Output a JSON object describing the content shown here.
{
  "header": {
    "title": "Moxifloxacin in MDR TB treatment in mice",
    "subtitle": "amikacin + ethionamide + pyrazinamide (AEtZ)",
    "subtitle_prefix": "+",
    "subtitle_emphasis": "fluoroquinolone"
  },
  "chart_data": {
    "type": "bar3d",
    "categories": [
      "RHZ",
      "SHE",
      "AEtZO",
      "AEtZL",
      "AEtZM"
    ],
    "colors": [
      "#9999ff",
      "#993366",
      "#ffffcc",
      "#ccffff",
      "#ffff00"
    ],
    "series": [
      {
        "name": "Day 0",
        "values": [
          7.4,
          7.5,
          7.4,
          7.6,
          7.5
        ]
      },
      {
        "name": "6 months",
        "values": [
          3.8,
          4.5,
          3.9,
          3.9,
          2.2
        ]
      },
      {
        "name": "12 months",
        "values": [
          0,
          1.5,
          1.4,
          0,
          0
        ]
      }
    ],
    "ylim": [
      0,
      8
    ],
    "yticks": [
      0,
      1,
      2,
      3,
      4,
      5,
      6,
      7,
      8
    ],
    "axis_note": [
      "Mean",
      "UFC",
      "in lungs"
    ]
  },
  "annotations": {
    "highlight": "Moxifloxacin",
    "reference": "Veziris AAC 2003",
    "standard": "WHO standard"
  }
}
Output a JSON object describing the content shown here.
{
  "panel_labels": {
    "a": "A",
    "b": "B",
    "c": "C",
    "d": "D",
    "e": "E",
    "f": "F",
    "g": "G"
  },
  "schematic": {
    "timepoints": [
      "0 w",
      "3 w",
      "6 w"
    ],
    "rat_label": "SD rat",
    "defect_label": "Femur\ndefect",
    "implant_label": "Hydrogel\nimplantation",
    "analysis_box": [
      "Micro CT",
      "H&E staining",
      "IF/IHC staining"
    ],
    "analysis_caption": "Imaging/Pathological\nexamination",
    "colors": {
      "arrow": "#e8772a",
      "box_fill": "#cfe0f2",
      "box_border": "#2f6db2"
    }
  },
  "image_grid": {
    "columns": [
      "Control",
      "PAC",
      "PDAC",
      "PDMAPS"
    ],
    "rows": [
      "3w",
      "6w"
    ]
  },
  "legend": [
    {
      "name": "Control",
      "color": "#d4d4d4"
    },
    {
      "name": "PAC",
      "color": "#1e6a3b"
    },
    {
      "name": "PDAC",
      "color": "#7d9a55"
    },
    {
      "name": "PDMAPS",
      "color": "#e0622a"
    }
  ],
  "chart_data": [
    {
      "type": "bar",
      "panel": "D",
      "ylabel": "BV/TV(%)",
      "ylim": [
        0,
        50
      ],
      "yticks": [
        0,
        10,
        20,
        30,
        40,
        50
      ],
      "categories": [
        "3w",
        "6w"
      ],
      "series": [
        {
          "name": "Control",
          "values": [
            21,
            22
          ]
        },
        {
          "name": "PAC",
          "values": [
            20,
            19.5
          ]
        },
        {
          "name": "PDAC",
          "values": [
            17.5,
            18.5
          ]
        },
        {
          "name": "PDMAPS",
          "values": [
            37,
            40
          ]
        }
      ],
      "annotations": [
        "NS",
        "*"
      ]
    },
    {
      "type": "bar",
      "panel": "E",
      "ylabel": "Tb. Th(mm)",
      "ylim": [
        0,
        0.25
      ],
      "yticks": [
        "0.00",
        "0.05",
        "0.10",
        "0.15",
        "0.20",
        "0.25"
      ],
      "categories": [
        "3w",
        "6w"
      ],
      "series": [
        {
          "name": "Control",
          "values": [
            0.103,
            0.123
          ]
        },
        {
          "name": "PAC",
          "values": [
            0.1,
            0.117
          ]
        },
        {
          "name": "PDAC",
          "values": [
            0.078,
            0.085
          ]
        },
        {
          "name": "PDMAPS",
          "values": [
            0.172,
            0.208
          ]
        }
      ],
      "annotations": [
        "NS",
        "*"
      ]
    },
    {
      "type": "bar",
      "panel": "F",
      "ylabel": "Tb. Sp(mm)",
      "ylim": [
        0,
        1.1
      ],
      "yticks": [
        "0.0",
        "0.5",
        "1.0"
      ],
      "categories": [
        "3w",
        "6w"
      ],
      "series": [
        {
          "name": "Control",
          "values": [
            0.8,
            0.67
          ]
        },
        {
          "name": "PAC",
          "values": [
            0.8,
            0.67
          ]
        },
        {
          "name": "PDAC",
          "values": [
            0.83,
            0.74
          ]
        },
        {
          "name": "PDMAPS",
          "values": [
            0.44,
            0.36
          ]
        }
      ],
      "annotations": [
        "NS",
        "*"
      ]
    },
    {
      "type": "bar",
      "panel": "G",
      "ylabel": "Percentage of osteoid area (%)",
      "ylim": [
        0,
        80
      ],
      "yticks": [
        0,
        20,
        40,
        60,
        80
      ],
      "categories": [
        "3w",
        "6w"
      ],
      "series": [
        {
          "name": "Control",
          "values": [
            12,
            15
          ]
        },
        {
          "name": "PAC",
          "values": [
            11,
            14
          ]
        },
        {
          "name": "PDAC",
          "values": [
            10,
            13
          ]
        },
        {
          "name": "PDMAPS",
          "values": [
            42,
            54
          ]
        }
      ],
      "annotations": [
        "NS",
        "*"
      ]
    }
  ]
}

*Written exercise*: Your task is to output the full set of records exactly as presented.

*Response for this exercise*:
Output a JSON object describing the content shown here.
{
  "header": {
    "title": "Moxifloxacin in MDR TB treatment in mice",
    "subtitle": "amikacin + ethionamide + pyrazinamide (AEtZ)",
    "subtitle_prefix": "+",
    "subtitle_emphasis": "fluoroquinolone"
  },
  "chart_data": {
    "type": "bar3d",
    "categories": [
      "RHZ",
      "SHE",
      "AEtZO",
      "AEtZL",
      "AEtZM"
    ],
    "colors": [
      "#9999ff",
      "#993366",
      "#ffffcc",
      "#ccffff",
      "#ffff00"
    ],
    "series": [
      {
        "name": "Day 0",
        "values": [
          7.4,
          7.5,
          7.4,
          7.6,
          7.5
        ]
      },
      {
        "name": "6 months",
        "values": [
          3.8,
          4.5,
          3.9,
          3.9,
          2.2
        ]
      },
      {
        "name": "12 months",
        "values": [
          0,
          1.5,
          1.4,
          0,
          0
        ]
      }
    ],
    "ylim": [
      0,
      8
    ],
    "yticks": [
      0,
      1,
      2,
      3,
      4,
      5,
      6,
      7,
      8
    ],
    "axis_note": [
      "Mean",
      "UFC",
      "in lungs"
    ]
  },
  "annotations": {
    "highlight": "Moxifloxacin",
    "reference": "Veziris AAC 2003",
    "standard": "WHO standard"
  }
}
Output a JSON object describing the content shown here.
{
  "panel_labels": {
    "a": "A",
    "b": "B",
    "c": "C",
    "d": "D",
    "e": "E",
    "f": "F",
    "g": "G"
  },
  "schematic": {
    "timepoints": [
      "0 w",
      "3 w",
      "6 w"
    ],
    "rat_label": "SD rat",
    "defect_label": "Femur\ndefect",
    "implant_label": "Hydrogel\nimplantation",
    "analysis_box": [
      "Micro CT",
      "H&E staining",
      "IF/IHC staining"
    ],
    "analysis_caption": "Imaging/Pathological\nexamination",
    "colors": {
      "arrow": "#e8772a",
      "box_fill": "#cfe0f2",
      "box_border": "#2f6db2"
    }
  },
  "image_grid": {
    "columns": [
      "Control",
      "PAC",
      "PDAC",
      "PDMAPS"
    ],
    "rows": [
      "3w",
      "6w"
    ]
  },
  "legend": [
    {
      "name": "Control",
      "color": "#d4d4d4"
    },
    {
      "name": "PAC",
      "color": "#1e6a3b"
    },
    {
      "name": "PDAC",
      "color": "#7d9a55"
    },
    {
      "name": "PDMAPS",
      "color": "#e0622a"
    }
  ],
  "chart_data": [
    {
      "type": "bar",
      "panel": "D",
      "ylabel": "BV/TV(%)",
      "ylim": [
        0,
        50
      ],
      "yticks": [
        0,
        10,
        20,
        30,
        40,
        50
      ],
      "categories": [
        "3w",
        "6w"
      ],
      "series": [
        {
          "name": "Control",
          "values": [
            21,
            22
          ]
        },
        {
          "name": "PAC",
          "values": [
            20,
            19.5
          ]
        },
        {
          "name": "PDAC",
          "values": [
            17.5,
            18.5
          ]
        },
        {
          "name": "PDMAPS",
          "values": [
            37,
            40
          ]
        }
      ],
      "annotations": [
        "NS",
        "*"
      ]
    },
    {
      "type": "bar",
      "panel": "E",
      "ylabel": "Tb. Th(mm)",
      "ylim": [
        0,
        0.25
      ],
      "yticks": [
        "0.00",
        "0.05",
        "0.10",
        "0.15",
        "0.20",
        "0.25"
      ],
      "categories": [
        "3w",
        "6w"
      ],
      "series": [
        {
          "name": "Control",
          "values": [
            0.103,
            0.123
          ]
        },
        {
          "name": "PAC",
          "values": [
            0.1,
            0.117
          ]
        },
        {
          "name": "PDAC",
          "values": [
            0.078,
            0.085
          ]
        },
        {
          "name": "PDMAPS",
          "values": [
            0.172,
            0.208
          ]
        }
      ],
      "annotations": [
        "NS",
        "*"
      ]
    },
    {
      "type": "bar",
      "panel": "F",
      "ylabel": "Tb. Sp(mm)",
      "ylim": [
        0,
        1.1
      ],
      "yticks": [
        "0.0",
        "0.5",
        "1.0"
      ],
      "categories": [
        "3w",
        "6w"
      ],
      "series": [
        {
          "name": "Control",
          "values": [
            0.8,
            0.67
          ]
        },
        {
          "name": "PAC",
          "values": [
            0.8,
            0.67
          ]
        },
        {
          "name": "PDAC",
          "values": [
            0.83,
            0.74
          ]
        },
        {
          "name": "PDMAPS",
          "values": [
            0.44,
            0.36
          ]
        }
      ],
      "annotations": [
        "NS",
        "*"
      ]
    },
    {
      "type": "bar",
      "panel": "G",
      "ylabel": "Percentage of osteoid area (%)",
      "ylim": [
        0,
        80
      ],
      "yticks": [
        0,
        20,
        40,
        60,
        80
      ],
      "categories": [
        "3w",
        "6w"
      ],
      "series": [
        {
          "name": "Control",
          "values": [
            12,
            15
          ]
        },
        {
          "name": "PAC",
          "values": [
            11,
            14
          ]
        },
        {
          "name": "PDAC",
          "values": [
            10,
            13
          ]
        },
        {
          "name": "PDMAPS",
          "values": [
            42,
            54
          ]
        }
      ],
      "annotations": [
        "NS",
        "*"
      ]
    }
  ]
}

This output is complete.